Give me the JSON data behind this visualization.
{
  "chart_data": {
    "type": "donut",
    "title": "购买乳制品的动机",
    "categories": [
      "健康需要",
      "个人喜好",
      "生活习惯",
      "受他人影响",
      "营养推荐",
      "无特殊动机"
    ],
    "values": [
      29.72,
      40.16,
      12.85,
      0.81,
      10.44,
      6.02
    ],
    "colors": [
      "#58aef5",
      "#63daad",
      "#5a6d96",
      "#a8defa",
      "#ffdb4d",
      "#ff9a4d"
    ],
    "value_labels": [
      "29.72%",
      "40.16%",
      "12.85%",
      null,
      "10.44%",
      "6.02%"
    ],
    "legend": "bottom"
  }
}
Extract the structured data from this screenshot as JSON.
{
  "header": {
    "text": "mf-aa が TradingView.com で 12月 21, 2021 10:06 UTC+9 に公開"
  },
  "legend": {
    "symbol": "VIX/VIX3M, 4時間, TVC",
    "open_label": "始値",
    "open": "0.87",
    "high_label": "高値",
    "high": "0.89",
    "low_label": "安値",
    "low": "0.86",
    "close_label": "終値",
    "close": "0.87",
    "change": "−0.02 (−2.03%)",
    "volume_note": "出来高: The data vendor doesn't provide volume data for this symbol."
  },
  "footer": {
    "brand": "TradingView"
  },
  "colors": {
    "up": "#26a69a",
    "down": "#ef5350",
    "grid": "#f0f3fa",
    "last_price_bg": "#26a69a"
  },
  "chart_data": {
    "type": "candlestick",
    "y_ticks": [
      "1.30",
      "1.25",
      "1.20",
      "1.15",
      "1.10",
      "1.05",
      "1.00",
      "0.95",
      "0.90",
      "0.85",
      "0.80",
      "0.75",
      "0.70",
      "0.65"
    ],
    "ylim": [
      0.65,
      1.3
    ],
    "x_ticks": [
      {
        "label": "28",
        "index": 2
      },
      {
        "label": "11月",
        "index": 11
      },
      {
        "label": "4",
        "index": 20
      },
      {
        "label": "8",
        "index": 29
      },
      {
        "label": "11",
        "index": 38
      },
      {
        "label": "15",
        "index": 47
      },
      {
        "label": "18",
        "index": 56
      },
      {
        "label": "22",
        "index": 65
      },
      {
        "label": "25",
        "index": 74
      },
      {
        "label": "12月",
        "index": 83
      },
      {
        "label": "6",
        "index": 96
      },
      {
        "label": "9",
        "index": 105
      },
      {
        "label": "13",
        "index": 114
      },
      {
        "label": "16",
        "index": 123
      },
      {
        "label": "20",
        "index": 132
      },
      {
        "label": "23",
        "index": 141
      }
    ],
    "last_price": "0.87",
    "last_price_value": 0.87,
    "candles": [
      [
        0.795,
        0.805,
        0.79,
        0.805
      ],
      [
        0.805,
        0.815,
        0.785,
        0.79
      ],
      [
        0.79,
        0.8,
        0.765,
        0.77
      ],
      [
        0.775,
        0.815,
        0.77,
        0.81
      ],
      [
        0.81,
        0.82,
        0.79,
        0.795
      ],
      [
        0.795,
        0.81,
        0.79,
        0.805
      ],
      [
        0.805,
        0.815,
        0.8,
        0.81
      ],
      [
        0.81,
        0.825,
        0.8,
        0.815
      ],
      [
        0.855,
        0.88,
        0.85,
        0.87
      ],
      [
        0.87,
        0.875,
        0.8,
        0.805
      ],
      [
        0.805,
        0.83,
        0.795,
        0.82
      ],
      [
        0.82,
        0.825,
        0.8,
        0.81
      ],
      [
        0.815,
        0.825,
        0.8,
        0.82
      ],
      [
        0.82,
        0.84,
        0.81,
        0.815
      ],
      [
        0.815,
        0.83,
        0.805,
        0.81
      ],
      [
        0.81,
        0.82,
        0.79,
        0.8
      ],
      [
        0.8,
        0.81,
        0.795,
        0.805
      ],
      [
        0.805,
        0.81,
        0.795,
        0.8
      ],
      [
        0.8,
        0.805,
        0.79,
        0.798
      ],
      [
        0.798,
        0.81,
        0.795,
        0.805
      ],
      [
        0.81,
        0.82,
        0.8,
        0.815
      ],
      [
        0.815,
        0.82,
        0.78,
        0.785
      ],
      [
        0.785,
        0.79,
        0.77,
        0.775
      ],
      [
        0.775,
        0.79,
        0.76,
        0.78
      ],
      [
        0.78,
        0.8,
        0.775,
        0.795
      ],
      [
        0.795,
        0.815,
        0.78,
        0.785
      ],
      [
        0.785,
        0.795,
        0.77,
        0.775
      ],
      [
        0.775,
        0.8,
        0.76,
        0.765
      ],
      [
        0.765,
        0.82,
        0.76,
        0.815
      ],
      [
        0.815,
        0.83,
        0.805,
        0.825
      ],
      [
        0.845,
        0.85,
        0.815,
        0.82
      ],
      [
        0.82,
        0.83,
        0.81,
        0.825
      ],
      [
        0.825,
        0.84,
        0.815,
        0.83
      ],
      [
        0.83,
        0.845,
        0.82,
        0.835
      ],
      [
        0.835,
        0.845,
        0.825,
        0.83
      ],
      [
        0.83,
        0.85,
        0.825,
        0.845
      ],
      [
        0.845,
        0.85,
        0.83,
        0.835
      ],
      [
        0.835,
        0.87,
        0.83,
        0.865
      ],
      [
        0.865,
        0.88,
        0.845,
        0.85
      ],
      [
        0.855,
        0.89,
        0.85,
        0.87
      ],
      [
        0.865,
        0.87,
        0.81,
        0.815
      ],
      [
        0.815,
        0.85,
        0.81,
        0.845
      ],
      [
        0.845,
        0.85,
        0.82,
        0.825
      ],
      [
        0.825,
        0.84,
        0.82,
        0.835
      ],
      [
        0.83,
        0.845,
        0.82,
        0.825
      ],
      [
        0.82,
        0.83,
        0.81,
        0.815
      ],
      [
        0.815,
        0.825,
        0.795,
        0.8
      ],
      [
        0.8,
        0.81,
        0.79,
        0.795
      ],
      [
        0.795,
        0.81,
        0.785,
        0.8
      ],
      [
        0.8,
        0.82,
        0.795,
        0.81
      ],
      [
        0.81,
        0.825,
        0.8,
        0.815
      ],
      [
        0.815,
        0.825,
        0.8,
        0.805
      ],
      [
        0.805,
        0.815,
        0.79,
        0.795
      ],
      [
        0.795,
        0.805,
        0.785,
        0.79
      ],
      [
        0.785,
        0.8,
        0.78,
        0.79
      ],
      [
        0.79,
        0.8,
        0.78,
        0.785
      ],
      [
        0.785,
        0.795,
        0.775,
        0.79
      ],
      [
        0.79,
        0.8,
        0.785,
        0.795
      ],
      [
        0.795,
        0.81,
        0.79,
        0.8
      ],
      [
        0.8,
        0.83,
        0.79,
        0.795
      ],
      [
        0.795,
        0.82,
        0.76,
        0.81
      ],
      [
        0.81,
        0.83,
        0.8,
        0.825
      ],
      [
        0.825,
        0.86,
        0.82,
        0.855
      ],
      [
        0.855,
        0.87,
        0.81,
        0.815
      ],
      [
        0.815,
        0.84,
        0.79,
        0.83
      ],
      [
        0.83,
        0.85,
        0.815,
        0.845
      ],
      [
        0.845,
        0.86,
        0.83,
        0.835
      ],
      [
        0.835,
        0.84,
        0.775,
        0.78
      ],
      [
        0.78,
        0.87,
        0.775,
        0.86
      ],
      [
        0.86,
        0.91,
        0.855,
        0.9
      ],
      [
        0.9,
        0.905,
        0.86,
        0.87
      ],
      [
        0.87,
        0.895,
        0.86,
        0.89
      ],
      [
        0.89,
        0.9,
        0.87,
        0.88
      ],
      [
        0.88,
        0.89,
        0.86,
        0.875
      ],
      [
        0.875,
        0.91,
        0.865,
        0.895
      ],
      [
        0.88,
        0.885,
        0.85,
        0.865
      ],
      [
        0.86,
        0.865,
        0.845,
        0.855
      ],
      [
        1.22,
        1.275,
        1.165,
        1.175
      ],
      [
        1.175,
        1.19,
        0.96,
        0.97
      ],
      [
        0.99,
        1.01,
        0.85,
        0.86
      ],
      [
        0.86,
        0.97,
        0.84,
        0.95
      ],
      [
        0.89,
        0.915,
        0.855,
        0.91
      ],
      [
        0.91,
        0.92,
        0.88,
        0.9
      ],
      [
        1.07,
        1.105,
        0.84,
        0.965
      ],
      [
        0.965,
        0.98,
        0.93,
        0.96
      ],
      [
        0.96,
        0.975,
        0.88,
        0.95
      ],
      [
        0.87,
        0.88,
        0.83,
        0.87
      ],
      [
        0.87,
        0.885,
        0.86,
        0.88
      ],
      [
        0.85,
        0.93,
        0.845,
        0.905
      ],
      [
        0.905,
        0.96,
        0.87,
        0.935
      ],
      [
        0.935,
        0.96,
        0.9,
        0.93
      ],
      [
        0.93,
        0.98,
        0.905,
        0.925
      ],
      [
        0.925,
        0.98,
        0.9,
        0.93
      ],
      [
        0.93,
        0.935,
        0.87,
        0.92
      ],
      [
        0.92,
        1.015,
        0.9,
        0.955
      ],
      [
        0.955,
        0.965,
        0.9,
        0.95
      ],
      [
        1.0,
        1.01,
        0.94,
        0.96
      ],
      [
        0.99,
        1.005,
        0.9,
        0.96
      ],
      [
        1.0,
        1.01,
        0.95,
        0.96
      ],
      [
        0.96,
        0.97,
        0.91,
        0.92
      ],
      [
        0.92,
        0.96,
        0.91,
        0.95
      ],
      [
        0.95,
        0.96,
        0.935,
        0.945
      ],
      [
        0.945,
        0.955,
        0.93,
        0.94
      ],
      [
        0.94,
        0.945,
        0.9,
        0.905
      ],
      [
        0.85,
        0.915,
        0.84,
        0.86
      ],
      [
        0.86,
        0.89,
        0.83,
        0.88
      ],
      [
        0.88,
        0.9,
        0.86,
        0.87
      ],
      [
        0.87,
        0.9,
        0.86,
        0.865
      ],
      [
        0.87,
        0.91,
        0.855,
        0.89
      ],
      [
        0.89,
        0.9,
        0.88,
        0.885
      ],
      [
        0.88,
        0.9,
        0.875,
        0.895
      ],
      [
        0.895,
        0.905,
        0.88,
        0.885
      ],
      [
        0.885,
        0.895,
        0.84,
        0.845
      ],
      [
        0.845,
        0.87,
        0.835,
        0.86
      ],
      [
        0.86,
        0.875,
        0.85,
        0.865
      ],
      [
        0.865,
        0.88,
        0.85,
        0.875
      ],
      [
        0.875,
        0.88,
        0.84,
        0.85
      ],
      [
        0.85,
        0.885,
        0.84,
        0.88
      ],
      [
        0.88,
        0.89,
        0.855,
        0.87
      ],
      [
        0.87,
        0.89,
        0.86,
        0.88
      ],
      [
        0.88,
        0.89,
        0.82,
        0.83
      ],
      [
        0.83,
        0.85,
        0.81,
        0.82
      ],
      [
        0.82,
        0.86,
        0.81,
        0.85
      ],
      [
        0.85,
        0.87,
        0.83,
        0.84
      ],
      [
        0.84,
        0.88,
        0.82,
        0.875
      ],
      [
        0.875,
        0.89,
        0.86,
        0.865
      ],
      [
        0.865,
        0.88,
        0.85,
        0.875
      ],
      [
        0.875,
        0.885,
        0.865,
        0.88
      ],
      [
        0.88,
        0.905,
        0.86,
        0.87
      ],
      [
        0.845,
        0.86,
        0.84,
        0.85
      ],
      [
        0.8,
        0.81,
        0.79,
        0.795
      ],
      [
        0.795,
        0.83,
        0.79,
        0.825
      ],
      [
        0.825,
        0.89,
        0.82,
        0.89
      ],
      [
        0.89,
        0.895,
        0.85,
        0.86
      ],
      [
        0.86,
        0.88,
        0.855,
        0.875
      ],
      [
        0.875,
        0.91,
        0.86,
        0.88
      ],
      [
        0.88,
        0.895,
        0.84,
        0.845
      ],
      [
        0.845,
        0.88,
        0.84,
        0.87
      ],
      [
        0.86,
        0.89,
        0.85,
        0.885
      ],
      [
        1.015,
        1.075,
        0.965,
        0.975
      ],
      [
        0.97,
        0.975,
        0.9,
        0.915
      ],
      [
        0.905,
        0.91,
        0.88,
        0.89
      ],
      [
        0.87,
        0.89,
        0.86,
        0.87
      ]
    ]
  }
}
-------------------------
§ **GOAL**
How many lines of the listing include the string "TradingView"? Answer with the number alone.

§ **ANSWER TO THIS TASK**
2